[Collected data]
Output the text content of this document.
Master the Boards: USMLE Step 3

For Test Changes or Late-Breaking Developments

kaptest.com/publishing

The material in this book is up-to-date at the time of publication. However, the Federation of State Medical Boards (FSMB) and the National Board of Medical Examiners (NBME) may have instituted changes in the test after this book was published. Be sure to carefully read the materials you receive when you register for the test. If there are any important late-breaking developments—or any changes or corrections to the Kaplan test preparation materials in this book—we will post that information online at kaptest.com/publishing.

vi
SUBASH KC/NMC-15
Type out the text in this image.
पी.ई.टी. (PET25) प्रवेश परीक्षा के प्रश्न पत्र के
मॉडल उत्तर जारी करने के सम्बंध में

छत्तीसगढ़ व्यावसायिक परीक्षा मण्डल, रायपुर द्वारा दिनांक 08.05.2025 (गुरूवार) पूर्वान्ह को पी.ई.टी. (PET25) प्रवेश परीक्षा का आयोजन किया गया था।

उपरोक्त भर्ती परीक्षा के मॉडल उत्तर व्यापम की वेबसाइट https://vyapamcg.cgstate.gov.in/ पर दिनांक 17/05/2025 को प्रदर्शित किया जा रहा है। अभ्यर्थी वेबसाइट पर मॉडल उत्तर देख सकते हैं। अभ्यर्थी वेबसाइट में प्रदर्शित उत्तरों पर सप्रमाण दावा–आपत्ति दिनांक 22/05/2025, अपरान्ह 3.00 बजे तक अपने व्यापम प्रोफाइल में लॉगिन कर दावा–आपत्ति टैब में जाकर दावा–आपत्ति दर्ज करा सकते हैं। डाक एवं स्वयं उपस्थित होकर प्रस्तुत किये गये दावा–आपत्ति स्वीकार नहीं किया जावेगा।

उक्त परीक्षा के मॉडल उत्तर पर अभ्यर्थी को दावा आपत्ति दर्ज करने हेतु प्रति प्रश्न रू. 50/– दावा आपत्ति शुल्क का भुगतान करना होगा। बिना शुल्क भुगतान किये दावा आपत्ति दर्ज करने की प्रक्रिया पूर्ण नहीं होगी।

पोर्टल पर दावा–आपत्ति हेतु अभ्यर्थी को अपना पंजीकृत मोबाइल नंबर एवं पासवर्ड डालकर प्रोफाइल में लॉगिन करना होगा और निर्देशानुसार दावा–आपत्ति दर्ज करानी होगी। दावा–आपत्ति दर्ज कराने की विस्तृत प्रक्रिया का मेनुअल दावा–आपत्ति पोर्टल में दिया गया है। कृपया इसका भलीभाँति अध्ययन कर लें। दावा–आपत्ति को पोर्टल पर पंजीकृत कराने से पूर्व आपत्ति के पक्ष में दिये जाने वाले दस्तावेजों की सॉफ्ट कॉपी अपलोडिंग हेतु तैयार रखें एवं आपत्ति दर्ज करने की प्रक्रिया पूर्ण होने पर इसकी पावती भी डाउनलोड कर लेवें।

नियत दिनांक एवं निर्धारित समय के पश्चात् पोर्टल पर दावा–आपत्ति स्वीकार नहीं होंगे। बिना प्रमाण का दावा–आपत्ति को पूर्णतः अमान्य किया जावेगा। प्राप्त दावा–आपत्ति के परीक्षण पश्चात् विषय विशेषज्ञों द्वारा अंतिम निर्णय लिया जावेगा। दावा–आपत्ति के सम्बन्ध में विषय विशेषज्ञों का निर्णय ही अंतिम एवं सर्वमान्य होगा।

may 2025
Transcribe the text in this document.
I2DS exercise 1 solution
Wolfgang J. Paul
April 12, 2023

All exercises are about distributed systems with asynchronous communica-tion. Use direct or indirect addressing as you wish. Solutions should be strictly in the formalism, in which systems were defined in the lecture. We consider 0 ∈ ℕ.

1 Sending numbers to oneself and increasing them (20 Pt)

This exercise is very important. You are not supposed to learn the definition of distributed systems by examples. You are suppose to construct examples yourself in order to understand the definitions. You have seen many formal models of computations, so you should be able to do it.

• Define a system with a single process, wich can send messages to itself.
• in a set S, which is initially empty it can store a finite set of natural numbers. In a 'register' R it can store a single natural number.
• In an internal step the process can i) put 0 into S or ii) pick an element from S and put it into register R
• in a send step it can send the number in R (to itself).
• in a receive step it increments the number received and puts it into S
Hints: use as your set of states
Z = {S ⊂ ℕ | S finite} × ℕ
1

- _EXERCISE TASK_: Above are the records; retype every one exactly.

- _TASK RESPONSE_:
Output the text content of this document.
Master the Boards: USMLE Step 3

For Test Changes or Late-Breaking Developments

kaptest.com/publishing

The material in this book is up-to-date at the time of publication. However, the Federation of State Medical Boards (FSMB) and the National Board of Medical Examiners (NBME) may have instituted changes in the test after this book was published. Be sure to carefully read the materials you receive when you register for the test. If there are any important late-breaking developments—or any changes or corrections to the Kaplan test preparation materials in this book—we will post that information online at kaptest.com/publishing.

vi
SUBASH KC/NMC-15
Type out the text in this image.
पी.ई.टी. (PET25) प्रवेश परीक्षा के प्रश्न पत्र के
मॉडल उत्तर जारी करने के सम्बंध में

छत्तीसगढ़ व्यावसायिक परीक्षा मण्डल, रायपुर द्वारा दिनांक 08.05.2025 (गुरूवार) पूर्वान्ह को पी.ई.टी. (PET25) प्रवेश परीक्षा का आयोजन किया गया था।

उपरोक्त भर्ती परीक्षा के मॉडल उत्तर व्यापम की वेबसाइट https://vyapamcg.cgstate.gov.in/ पर दिनांक 17/05/2025 को प्रदर्शित किया जा रहा है। अभ्यर्थी वेबसाइट पर मॉडल उत्तर देख सकते हैं। अभ्यर्थी वेबसाइट में प्रदर्शित उत्तरों पर सप्रमाण दावा–आपत्ति दिनांक 22/05/2025, अपरान्ह 3.00 बजे तक अपने व्यापम प्रोफाइल में लॉगिन कर दावा–आपत्ति टैब में जाकर दावा–आपत्ति दर्ज करा सकते हैं। डाक एवं स्वयं उपस्थित होकर प्रस्तुत किये गये दावा–आपत्ति स्वीकार नहीं किया जावेगा।

उक्त परीक्षा के मॉडल उत्तर पर अभ्यर्थी को दावा आपत्ति दर्ज करने हेतु प्रति प्रश्न रू. 50/– दावा आपत्ति शुल्क का भुगतान करना होगा। बिना शुल्क भुगतान किये दावा आपत्ति दर्ज करने की प्रक्रिया पूर्ण नहीं होगी।

पोर्टल पर दावा–आपत्ति हेतु अभ्यर्थी को अपना पंजीकृत मोबाइल नंबर एवं पासवर्ड डालकर प्रोफाइल में लॉगिन करना होगा और निर्देशानुसार दावा–आपत्ति दर्ज करानी होगी। दावा–आपत्ति दर्ज कराने की विस्तृत प्रक्रिया का मेनुअल दावा–आपत्ति पोर्टल में दिया गया है। कृपया इसका भलीभाँति अध्ययन कर लें। दावा–आपत्ति को पोर्टल पर पंजीकृत कराने से पूर्व आपत्ति के पक्ष में दिये जाने वाले दस्तावेजों की सॉफ्ट कॉपी अपलोडिंग हेतु तैयार रखें एवं आपत्ति दर्ज करने की प्रक्रिया पूर्ण होने पर इसकी पावती भी डाउनलोड कर लेवें।

नियत दिनांक एवं निर्धारित समय के पश्चात् पोर्टल पर दावा–आपत्ति स्वीकार नहीं होंगे। बिना प्रमाण का दावा–आपत्ति को पूर्णतः अमान्य किया जावेगा। प्राप्त दावा–आपत्ति के परीक्षण पश्चात् विषय विशेषज्ञों द्वारा अंतिम निर्णय लिया जावेगा। दावा–आपत्ति के सम्बन्ध में विषय विशेषज्ञों का निर्णय ही अंतिम एवं सर्वमान्य होगा।

may 2025
Transcribe the text in this document.
I2DS exercise 1 solution
Wolfgang J. Paul
April 12, 2023

All exercises are about distributed systems with asynchronous communica-tion. Use direct or indirect addressing as you wish. Solutions should be strictly in the formalism, in which systems were defined in the lecture. We consider 0 ∈ ℕ.

1 Sending numbers to oneself and increasing them (20 Pt)

This exercise is very important. You are not supposed to learn the definition of distributed systems by examples. You are suppose to construct examples yourself in order to understand the definitions. You have seen many formal models of computations, so you should be able to do it.

• Define a system with a single process, wich can send messages to itself.
• in a set S, which is initially empty it can store a finite set of natural numbers. In a 'register' R it can store a single natural number.
• In an internal step the process can i) put 0 into S or ii) pick an element from S and put it into register R
• in a send step it can send the number in R (to itself).
• in a receive step it increments the number received and puts it into S
Hints: use as your set of states
Z = {S ⊂ ℕ | S finite} × ℕ
1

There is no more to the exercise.